_Source records_
>>>>>
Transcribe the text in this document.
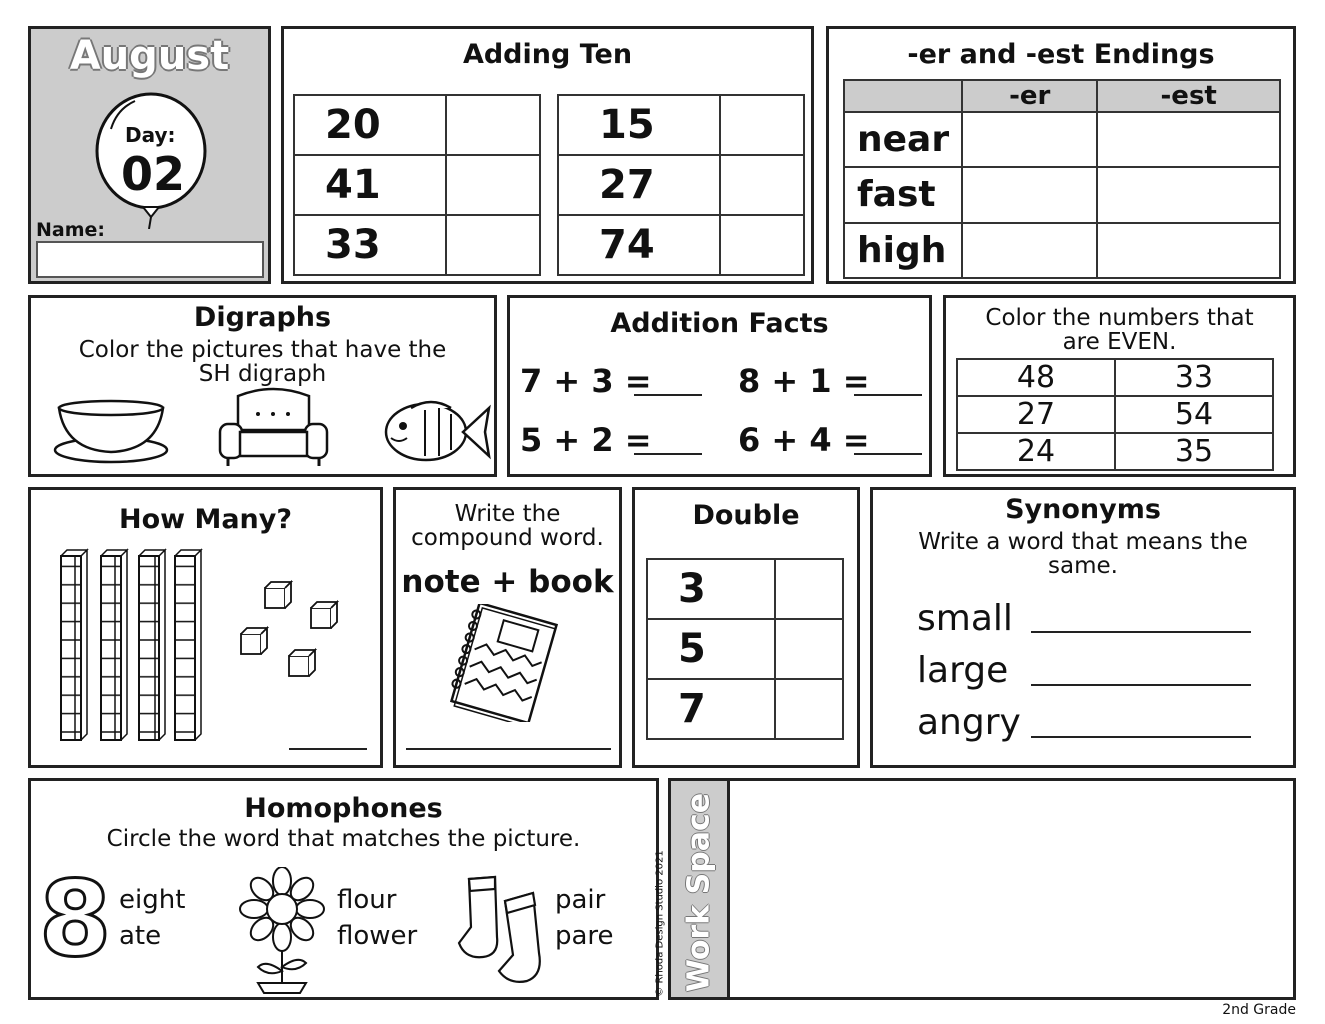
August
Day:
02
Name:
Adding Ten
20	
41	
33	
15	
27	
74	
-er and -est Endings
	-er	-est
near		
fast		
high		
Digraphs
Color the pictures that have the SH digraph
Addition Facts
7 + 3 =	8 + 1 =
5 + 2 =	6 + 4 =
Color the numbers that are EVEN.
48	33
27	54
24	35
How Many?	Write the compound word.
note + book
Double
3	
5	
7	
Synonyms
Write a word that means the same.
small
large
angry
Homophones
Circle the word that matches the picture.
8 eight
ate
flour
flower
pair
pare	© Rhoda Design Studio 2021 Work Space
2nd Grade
<<<<<
>>>>>
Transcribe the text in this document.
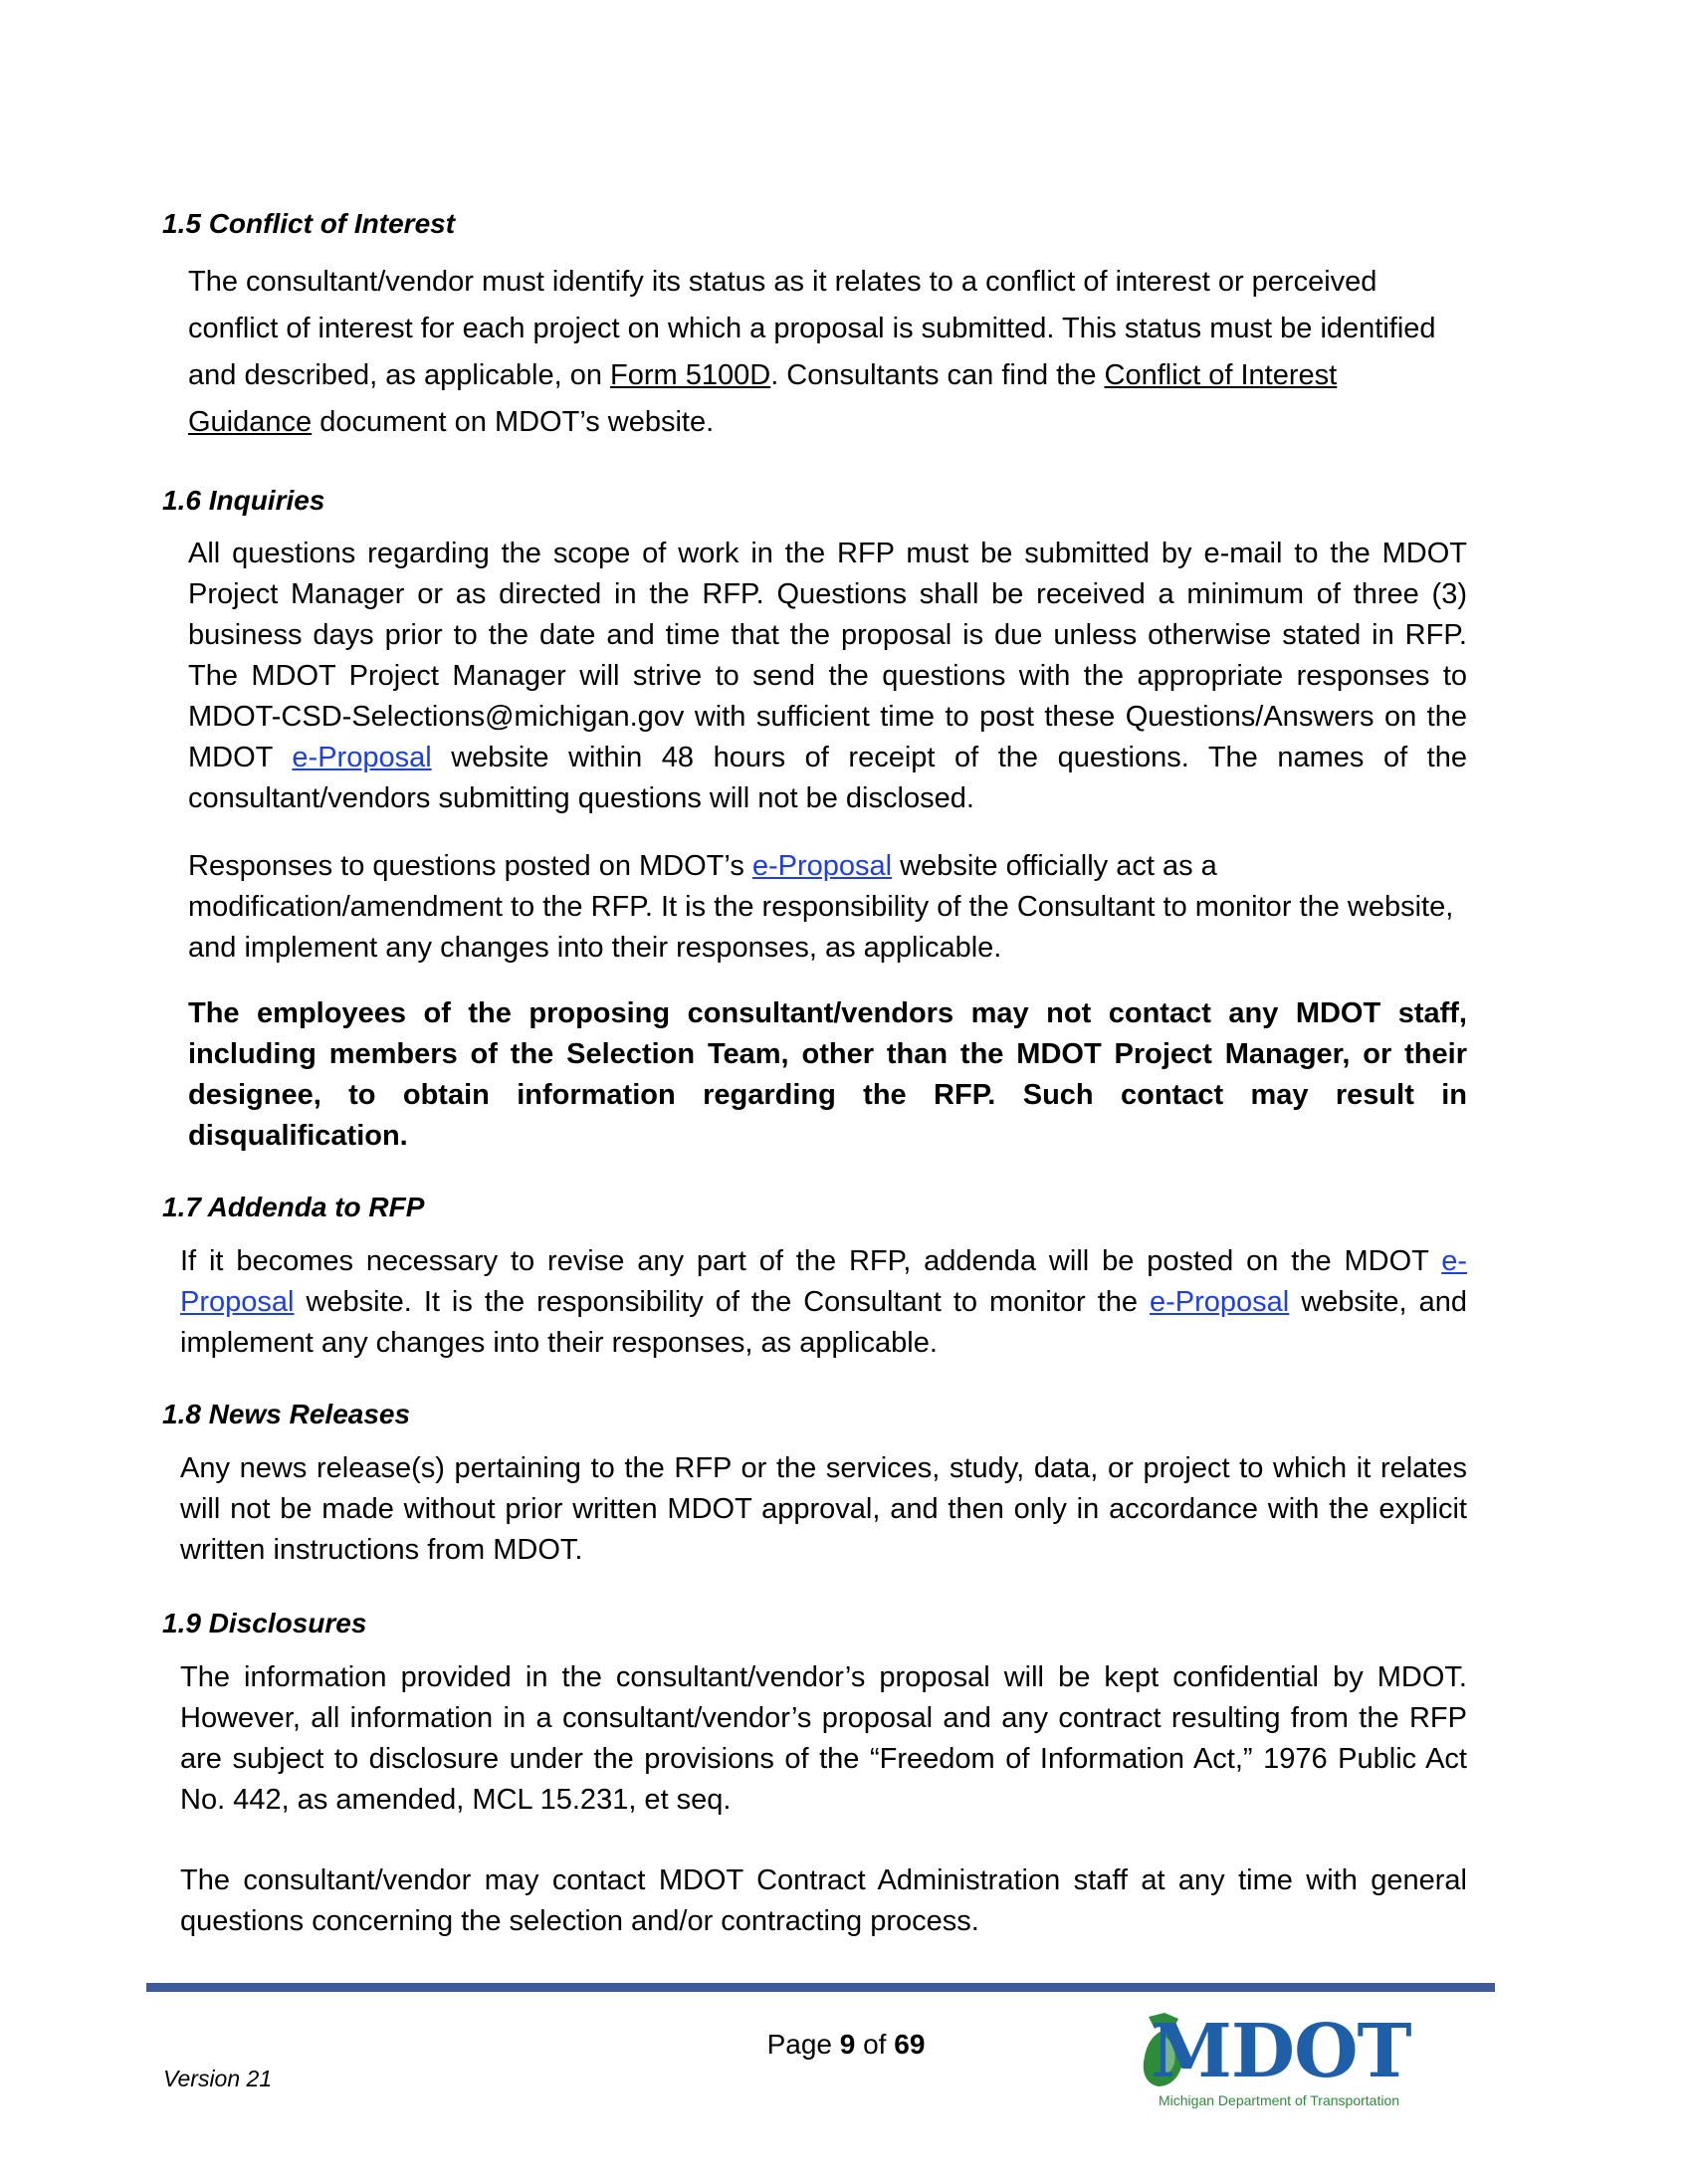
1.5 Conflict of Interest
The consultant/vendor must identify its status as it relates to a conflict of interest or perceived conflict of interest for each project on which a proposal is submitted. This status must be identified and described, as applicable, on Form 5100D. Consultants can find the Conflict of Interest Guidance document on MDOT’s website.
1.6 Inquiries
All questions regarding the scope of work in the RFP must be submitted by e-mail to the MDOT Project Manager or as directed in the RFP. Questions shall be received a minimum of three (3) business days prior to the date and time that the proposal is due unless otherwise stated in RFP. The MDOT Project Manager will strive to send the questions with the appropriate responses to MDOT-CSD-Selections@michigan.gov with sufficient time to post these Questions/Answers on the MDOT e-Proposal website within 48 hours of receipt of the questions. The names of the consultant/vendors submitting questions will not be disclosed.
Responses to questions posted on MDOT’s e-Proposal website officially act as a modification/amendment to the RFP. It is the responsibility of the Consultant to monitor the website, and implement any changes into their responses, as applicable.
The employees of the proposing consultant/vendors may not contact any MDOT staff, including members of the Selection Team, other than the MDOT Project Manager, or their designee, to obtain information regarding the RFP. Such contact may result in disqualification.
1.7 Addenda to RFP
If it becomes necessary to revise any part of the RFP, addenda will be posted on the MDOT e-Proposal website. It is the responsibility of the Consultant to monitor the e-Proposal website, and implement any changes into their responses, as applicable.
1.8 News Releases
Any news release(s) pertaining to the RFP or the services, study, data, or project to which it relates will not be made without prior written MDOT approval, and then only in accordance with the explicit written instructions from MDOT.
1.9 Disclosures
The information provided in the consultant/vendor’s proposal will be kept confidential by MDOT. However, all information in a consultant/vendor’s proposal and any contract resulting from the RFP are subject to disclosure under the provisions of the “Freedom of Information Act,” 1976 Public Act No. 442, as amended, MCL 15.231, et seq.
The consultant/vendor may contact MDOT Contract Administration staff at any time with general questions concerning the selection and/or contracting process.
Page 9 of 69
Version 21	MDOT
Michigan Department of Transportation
<<<<<
_What you have to do_
Looking at the listing above, count the lines that contain "submitted" and give nothing but the number.

_Answer for the task_
2